BRIEF: Will you write out the data exactly, excluding every picture?

+ + + + +

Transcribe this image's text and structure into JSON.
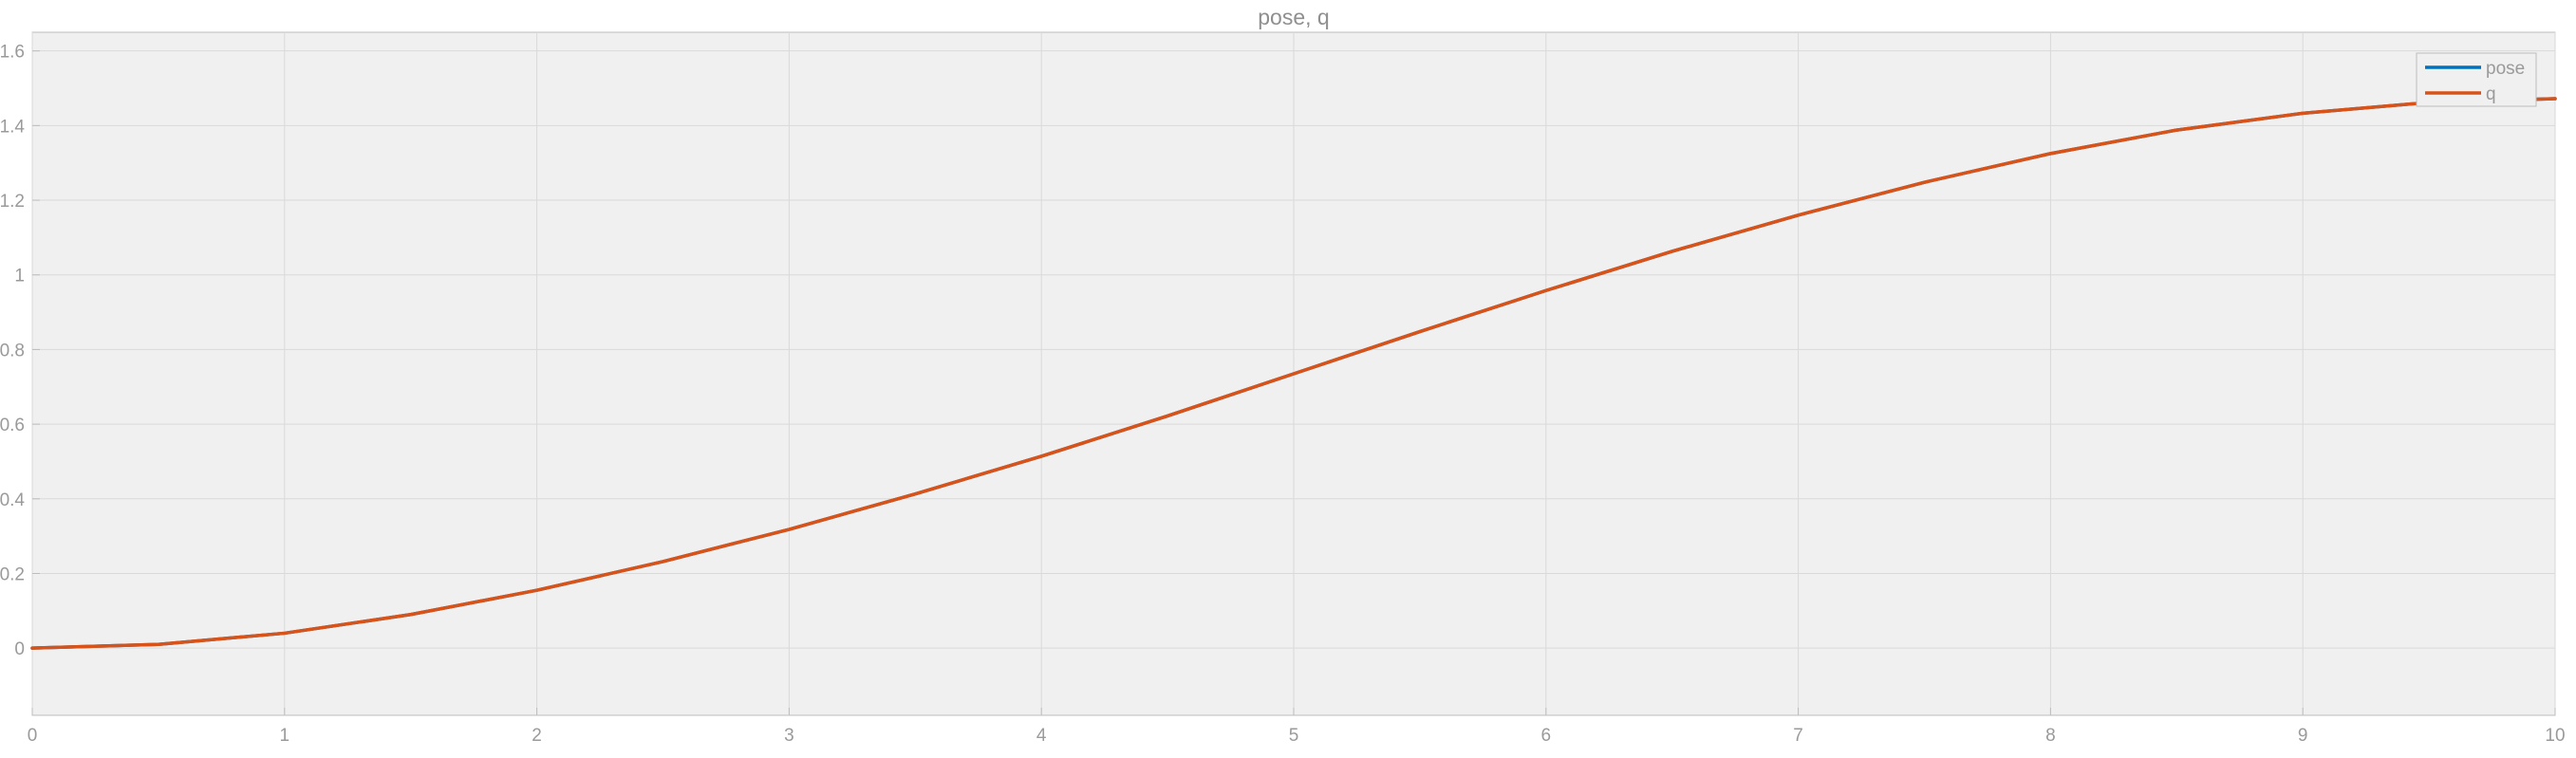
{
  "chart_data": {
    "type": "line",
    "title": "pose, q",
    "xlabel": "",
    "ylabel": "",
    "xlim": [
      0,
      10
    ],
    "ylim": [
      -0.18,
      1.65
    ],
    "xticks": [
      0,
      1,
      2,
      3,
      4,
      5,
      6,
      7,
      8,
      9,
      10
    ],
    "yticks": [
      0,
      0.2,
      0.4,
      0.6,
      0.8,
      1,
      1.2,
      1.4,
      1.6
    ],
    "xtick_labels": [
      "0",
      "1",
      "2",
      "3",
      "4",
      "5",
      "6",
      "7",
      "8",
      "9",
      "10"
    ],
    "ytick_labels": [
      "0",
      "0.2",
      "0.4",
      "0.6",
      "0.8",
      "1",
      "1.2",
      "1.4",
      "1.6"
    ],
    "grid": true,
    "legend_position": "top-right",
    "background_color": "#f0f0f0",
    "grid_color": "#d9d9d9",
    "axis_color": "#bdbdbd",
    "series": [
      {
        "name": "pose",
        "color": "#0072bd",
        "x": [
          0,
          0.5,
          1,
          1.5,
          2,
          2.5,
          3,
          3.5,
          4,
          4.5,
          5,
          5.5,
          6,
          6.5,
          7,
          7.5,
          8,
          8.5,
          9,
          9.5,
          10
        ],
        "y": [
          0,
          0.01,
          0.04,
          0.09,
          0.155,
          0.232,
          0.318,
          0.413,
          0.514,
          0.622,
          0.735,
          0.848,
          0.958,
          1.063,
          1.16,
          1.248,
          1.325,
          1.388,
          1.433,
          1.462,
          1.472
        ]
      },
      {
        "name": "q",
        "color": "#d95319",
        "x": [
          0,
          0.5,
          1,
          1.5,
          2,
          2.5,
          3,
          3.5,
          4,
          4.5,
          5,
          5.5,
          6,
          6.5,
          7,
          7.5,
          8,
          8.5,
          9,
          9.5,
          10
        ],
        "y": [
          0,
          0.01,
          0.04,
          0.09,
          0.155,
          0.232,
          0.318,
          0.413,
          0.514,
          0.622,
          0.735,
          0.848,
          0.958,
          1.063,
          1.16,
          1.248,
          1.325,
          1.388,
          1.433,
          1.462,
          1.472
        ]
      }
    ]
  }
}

+ + + + +

EXERCISE RESPONSE:
Transcribe this image's text and structure into JSON.
{
  "chart_data": {
    "type": "line",
    "title": "pose, q",
    "xlabel": "",
    "ylabel": "",
    "xlim": [
      0,
      10
    ],
    "ylim": [
      -0.18,
      1.65
    ],
    "xticks": [
      0,
      1,
      2,
      3,
      4,
      5,
      6,
      7,
      8,
      9,
      10
    ],
    "yticks": [
      0,
      0.2,
      0.4,
      0.6,
      0.8,
      1,
      1.2,
      1.4,
      1.6
    ],
    "xtick_labels": [
      "0",
      "1",
      "2",
      "3",
      "4",
      "5",
      "6",
      "7",
      "8",
      "9",
      "10"
    ],
    "ytick_labels": [
      "0",
      "0.2",
      "0.4",
      "0.6",
      "0.8",
      "1",
      "1.2",
      "1.4",
      "1.6"
    ],
    "grid": true,
    "legend_position": "top-right",
    "background_color": "#f0f0f0",
    "grid_color": "#d9d9d9",
    "axis_color": "#bdbdbd",
    "series": [
      {
        "name": "pose",
        "color": "#0072bd",
        "x": [
          0,
          0.5,
          1,
          1.5,
          2,
          2.5,
          3,
          3.5,
          4,
          4.5,
          5,
          5.5,
          6,
          6.5,
          7,
          7.5,
          8,
          8.5,
          9,
          9.5,
          10
        ],
        "y": [
          0,
          0.01,
          0.04,
          0.09,
          0.155,
          0.232,
          0.318,
          0.413,
          0.514,
          0.622,
          0.735,
          0.848,
          0.958,
          1.063,
          1.16,
          1.248,
          1.325,
          1.388,
          1.433,
          1.462,
          1.472
        ]
      },
      {
        "name": "q",
        "color": "#d95319",
        "x": [
          0,
          0.5,
          1,
          1.5,
          2,
          2.5,
          3,
          3.5,
          4,
          4.5,
          5,
          5.5,
          6,
          6.5,
          7,
          7.5,
          8,
          8.5,
          9,
          9.5,
          10
        ],
        "y": [
          0,
          0.01,
          0.04,
          0.09,
          0.155,
          0.232,
          0.318,
          0.413,
          0.514,
          0.622,
          0.735,
          0.848,
          0.958,
          1.063,
          1.16,
          1.248,
          1.325,
          1.388,
          1.433,
          1.462,
          1.472
        ]
      }
    ]
  }
}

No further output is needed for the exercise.